▶ **Page excerpt**:
Skip site navigation (1)Skip section navigation (2)
Date:      Thu, 19 Jan 2012 10:05:10 -0800
From:      Jack Vogel <jfvogel@gmail.com>
To:        John Baldwin <jhb@freebsd.org>
Cc:        Ed Maste <emaste@freebsd.org>, Navdeep Parhar <np@freebsd.org>, net@freebsd.org
Subject:   Re: Latency issues with buf_ring
Message-ID:  <CAFOYbc=-xzw9DDbUKgDCwT7qmMmC9x=2F5qt0pCjCMiT5XDUcQ@mail.gmail.com>
In-Reply-To: <201201191141.25998.jhb@freebsd.org>
References:  <201201191141.25998.jhb@freebsd.org>

next in thread | previous in thread | raw e-mail | index | archive | help
Interesting that you bring this up, I have just recently found that UDP TX
stressing
in my igb driver suffers when using the mq interface, using the old
interface its
much better, I've not been real happy about just reverting, my interim
solution has
been to make a compile option to the driver, but a REAL fix would be much
appreciated!!

▶ **Data rows**:
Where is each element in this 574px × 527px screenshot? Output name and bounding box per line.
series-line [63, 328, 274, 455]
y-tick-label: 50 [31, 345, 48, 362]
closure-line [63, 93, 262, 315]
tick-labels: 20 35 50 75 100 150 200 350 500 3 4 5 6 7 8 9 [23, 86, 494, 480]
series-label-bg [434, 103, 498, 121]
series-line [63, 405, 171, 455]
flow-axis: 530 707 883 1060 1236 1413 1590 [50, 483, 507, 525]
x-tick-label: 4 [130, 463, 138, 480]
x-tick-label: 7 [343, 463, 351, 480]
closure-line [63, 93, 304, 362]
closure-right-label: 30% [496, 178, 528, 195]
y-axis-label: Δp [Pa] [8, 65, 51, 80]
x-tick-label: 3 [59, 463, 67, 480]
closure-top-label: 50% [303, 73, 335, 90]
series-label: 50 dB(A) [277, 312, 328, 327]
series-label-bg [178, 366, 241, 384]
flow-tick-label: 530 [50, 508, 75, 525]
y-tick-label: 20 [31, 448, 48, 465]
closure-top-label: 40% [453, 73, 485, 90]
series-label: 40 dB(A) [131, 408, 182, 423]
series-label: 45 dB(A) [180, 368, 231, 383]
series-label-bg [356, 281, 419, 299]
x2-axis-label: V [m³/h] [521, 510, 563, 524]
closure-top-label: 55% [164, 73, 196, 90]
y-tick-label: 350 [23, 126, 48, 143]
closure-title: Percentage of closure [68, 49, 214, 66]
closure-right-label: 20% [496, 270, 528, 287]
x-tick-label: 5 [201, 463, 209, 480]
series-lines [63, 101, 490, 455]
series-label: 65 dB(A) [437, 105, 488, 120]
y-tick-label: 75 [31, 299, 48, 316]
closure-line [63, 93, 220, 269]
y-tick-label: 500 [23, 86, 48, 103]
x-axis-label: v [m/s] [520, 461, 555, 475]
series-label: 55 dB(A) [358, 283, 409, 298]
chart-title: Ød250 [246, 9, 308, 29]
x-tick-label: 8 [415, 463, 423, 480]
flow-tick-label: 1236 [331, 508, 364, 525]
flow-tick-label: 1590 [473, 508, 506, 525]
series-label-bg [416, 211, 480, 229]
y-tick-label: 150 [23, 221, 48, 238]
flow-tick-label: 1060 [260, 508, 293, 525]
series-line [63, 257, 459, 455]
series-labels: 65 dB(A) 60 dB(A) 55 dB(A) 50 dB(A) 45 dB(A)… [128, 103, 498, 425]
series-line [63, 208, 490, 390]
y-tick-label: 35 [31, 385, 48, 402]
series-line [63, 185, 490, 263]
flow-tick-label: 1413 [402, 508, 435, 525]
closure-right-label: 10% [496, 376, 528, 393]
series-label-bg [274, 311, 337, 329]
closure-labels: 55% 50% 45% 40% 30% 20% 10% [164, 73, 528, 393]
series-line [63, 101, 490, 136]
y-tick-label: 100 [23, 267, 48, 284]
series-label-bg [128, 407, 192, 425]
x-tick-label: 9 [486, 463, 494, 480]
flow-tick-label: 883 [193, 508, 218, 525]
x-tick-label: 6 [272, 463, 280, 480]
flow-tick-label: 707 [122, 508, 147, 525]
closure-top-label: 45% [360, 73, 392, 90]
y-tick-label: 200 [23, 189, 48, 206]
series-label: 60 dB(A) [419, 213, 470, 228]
* * *
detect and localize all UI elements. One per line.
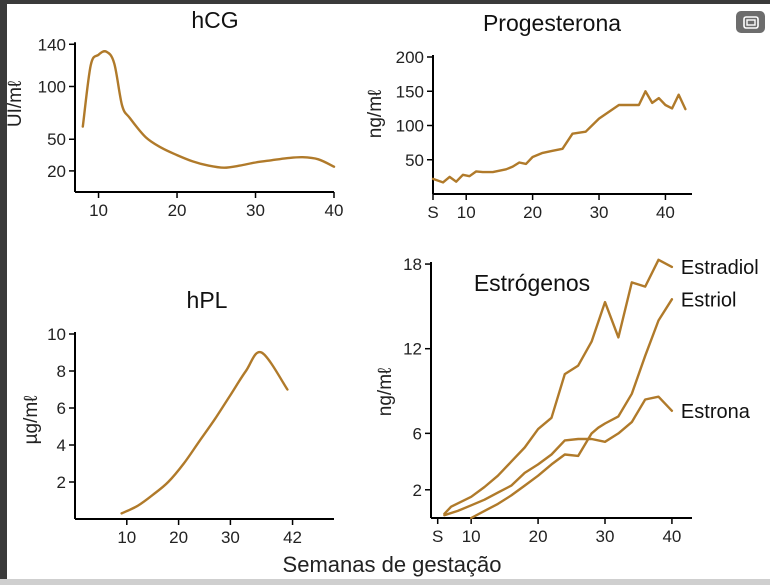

▶ **Tasks and exercises**:
1. According to the buf_ring latency email, what interim solution has the writer put in place for the igb driver?
2. Carry on writing the buf_ring latency email from where it stops.
The listing isn't needed for any of this work.

▶ **The results**:
1. The writer made it a compile option to the driver.

2.
Cheers,

Jack


On Thu, Jan 19, 2012 at 8:41 AM, John Baldwin <jhb@freebsd.org> wrote:

> The current buf_ring usage in various NIC drivers has a race that can
> result in really high packet latencies in some cases.  Specifically,
> the common pattern in an if_transmit routine is to use a try-lock on
> the queue and if that fails enqueue the packet in the buf_ring and
> return.  The race, of course, is that the thread holding the lock
> might have just finished checking the buf_ring and found it empty and
> be in the process of releasing the lock when the original thread fails
> the try lock.  If this happens, then the packet queued by the first
> thread will be stalled until another thread tries to transmit packets
> for that queue.  Some drivers attempt to handle this race (igb(4)
> schedules a task to kick the transmit queue if the try lock fails) and
> others don't (cxgb(4) doesn't handle it at all).  At work this race
> was triggered very often after upgrading from 7 to 8 with bursty
> traffic and caused numerous problems, so it is not a rare occurrence
> and needs to be addressed.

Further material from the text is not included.